> **DOCUMENT SECTION**
Working with Metadata¶
Metadata introduction¶
Metadata allows you to store values alongside files and directories so you can search that data later.
Every file and directory object has a metadata property, which you can use as a dict.
Let’s set up some test metadata that we can use in examples. In this example, we’ll assume there is a directory called /home/john/documents and that it contains these files: file1.txt, qwerty.txt, important_info.txt, work_docs.txt, and recording.mp3. It also contains a subdirectory called workfiles.
from mediafs import RootDirectory
fs = RootDirectory("/home/john/documents")
fs["file1.txt"].metadata['author'] = "John Smith"
fs["file1.txt"].metadata['year'] = 2007
fs["qwerty.txt"].metadata['author'] = "Luke Smith"
fs["qwerty.txt"].metadata['year'] = 2008
fs["important_info.txt"].metadata['author'] = "John Smith"
fs["important_info.txt"].metadata['year'] = 2009
fs["work_docs.txt"].metadata['author'] = "Luke Smith"
fs["work_docs.txt"].metadata['year'] = 2010
fs["recording.mp3"].metadata['artist'] = "John Smith"
fs["recording.mp3"].metadata['album'] = "Garage Sessions 1"
fs["recording.mp3"].metadata['year'] = 2010
All we’ve done here is store some information on some files. Now lets try searching those files.
# Don't do this, it won't work
for item in fs.query(lambda f: f.metadata['author'] == "John Smith"):
print(item.name)
This would fail because the lambda function will get passed recording.mp3. That file does not have an author, it has an artist, so a KeyError exception will be raised.
We could just check if the key exists before checking its contents:
# This would work, but it's ugly
for item in fs.query(lambda f: 'author' in f.metadata and f.metadata['author'] == "John Smith"):
print(item.name)
But the easiest solution is to use get().
# Do this instead
for item in fs.query(lambda f: f.get('author') == "John Smith"):
print(item.name)

> **SUPPLIED MATERIAL**
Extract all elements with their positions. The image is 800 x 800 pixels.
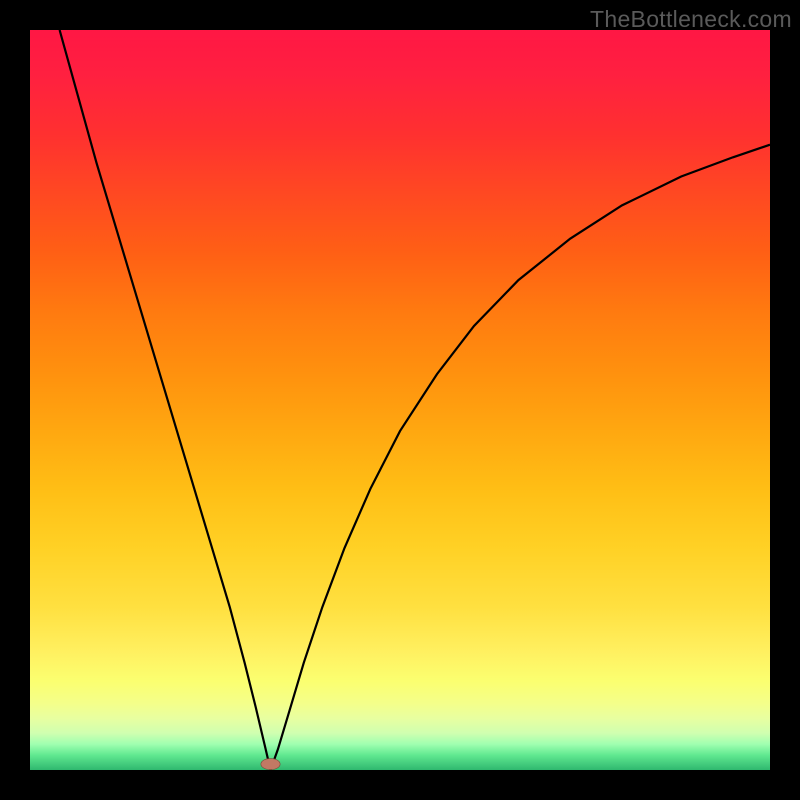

> **PROBLEMS**
1. In the metadata documentation, which exception does the first query loop raise, and which file causes it?
2. Extend the metadata documentation past its last code sample.
The data above is separate material from the metadata documentation.

> **RESPONSES**
1. A KeyError, caused by recording.mp3, which has an artist instead of an author.

2.
The get() method takes two arguments, and the second argument is optional. The first is a metadata dict key. If that key is contained in the metadata, get() will return the value corresponding to that key. If the key does not exist, it will return the second argument, which by default is None.
If you are comparing values directly, such as f.get('author') == "John Smith", the default value of None works just fine. However, if you wanted to compare by some numeric value (say, less than or greater than), or use a string method, then you’ll need to pass a better default argument. For example, to search by the author’s last name:
for item in fs.query(lambda f: f.get('author', default="").endswith("Smith")):
print(item.name)
# prints file1.txt, qwerty.txt, important_info.txt and work_docs.txt
Or to find all files from 2010 or newer:
for item in fs.query(lambda f: f.get('year', default=0) >= 2010):
print(item.name)
# prints work_docs.txt and recording.mp3
Saving metadata¶
The RootDirectory class has no way to serialize metadata, however, so as soon as the root directory object goes away, our metadata goes with it. That’s not that useful, but there are several solutions. The simplest is to use CachedRootDirectory.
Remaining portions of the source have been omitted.